Provide only the number of lines where "plan" occurs.

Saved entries
>> Start

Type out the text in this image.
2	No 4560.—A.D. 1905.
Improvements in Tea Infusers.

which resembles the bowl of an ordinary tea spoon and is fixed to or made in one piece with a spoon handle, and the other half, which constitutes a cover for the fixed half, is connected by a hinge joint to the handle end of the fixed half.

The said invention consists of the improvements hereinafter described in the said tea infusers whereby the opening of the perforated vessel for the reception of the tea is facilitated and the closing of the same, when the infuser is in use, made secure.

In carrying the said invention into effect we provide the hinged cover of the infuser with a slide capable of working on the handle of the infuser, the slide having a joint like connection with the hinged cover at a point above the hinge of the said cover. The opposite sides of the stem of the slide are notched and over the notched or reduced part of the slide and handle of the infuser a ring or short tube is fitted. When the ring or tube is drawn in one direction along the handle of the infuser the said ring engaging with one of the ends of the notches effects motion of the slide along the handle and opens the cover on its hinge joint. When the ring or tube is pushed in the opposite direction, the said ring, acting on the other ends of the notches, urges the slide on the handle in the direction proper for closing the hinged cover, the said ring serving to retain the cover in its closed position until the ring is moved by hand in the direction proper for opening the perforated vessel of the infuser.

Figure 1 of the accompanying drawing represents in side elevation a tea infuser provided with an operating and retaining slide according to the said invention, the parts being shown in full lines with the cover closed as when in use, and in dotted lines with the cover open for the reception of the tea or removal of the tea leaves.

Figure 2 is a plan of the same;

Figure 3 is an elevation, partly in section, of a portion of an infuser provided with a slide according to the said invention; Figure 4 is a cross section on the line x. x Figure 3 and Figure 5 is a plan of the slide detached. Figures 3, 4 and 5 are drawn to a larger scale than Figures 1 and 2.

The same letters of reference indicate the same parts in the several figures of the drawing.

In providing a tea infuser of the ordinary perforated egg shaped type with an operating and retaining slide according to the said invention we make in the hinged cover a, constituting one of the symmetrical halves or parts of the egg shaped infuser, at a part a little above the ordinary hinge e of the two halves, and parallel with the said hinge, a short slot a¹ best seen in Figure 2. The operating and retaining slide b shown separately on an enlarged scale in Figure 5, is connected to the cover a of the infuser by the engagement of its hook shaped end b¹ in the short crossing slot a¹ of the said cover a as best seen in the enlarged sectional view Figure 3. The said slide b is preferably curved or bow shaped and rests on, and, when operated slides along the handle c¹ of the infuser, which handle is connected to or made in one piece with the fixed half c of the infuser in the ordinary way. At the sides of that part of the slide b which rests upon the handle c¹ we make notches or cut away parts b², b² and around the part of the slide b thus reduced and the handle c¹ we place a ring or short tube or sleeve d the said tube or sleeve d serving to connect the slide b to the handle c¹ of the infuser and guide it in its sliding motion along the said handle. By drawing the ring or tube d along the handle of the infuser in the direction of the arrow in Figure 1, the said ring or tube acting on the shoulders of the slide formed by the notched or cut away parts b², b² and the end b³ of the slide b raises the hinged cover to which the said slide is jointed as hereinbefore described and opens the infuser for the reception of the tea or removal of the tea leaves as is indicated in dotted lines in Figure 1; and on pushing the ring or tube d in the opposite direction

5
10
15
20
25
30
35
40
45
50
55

>> End

- Solution
2